▶ _GIVEN PROBLEM_
Write out every single entry exactly.

╭──

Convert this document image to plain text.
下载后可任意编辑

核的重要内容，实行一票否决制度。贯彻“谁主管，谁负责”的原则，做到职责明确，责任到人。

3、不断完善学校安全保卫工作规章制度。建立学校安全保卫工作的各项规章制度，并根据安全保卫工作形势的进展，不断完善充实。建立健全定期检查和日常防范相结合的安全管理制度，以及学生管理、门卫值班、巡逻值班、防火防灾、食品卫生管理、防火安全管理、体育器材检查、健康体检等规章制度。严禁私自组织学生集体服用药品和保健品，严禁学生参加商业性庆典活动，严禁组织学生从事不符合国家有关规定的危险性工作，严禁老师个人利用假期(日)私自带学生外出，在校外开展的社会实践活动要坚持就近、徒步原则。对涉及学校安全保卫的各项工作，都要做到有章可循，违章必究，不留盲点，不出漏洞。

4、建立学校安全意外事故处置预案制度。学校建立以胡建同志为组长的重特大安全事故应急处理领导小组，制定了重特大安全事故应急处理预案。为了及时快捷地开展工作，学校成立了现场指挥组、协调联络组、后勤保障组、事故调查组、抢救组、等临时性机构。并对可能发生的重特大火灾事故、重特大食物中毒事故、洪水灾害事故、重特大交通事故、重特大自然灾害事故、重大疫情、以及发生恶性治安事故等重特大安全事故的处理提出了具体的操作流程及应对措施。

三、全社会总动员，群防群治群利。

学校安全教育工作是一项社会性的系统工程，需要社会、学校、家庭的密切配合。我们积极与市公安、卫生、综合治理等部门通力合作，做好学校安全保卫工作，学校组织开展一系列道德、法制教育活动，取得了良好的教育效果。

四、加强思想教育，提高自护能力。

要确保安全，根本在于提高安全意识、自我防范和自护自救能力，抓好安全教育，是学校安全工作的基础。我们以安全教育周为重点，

╰──

▶ _ANSWER TO THIS PROBLEM_
Convert this document image to plain text.
下载后可任意编辑

核的重要内容，实行一票否决制度。贯彻“谁主管，谁负责”的原则，做到职责明确，责任到人。

3、不断完善学校安全保卫工作规章制度。建立学校安全保卫工作的各项规章制度，并根据安全保卫工作形势的进展，不断完善充实。建立健全定期检查和日常防范相结合的安全管理制度，以及学生管理、门卫值班、巡逻值班、防火防灾、食品卫生管理、防火安全管理、体育器材检查、健康体检等规章制度。严禁私自组织学生集体服用药品和保健品，严禁学生参加商业性庆典活动，严禁组织学生从事不符合国家有关规定的危险性工作，严禁老师个人利用假期(日)私自带学生外出，在校外开展的社会实践活动要坚持就近、徒步原则。对涉及学校安全保卫的各项工作，都要做到有章可循，违章必究，不留盲点，不出漏洞。

4、建立学校安全意外事故处置预案制度。学校建立以胡建同志为组长的重特大安全事故应急处理领导小组，制定了重特大安全事故应急处理预案。为了及时快捷地开展工作，学校成立了现场指挥组、协调联络组、后勤保障组、事故调查组、抢救组、等临时性机构。并对可能发生的重特大火灾事故、重特大食物中毒事故、洪水灾害事故、重特大交通事故、重特大自然灾害事故、重大疫情、以及发生恶性治安事故等重特大安全事故的处理提出了具体的操作流程及应对措施。

三、全社会总动员，群防群治群利。

学校安全教育工作是一项社会性的系统工程，需要社会、学校、家庭的密切配合。我们积极与市公安、卫生、综合治理等部门通力合作，做好学校安全保卫工作，学校组织开展一系列道德、法制教育活动，取得了良好的教育效果。

四、加强思想教育，提高自护能力。

要确保安全，根本在于提高安全意识、自我防范和自护自救能力，抓好安全教育，是学校安全工作的基础。我们以安全教育周为重点，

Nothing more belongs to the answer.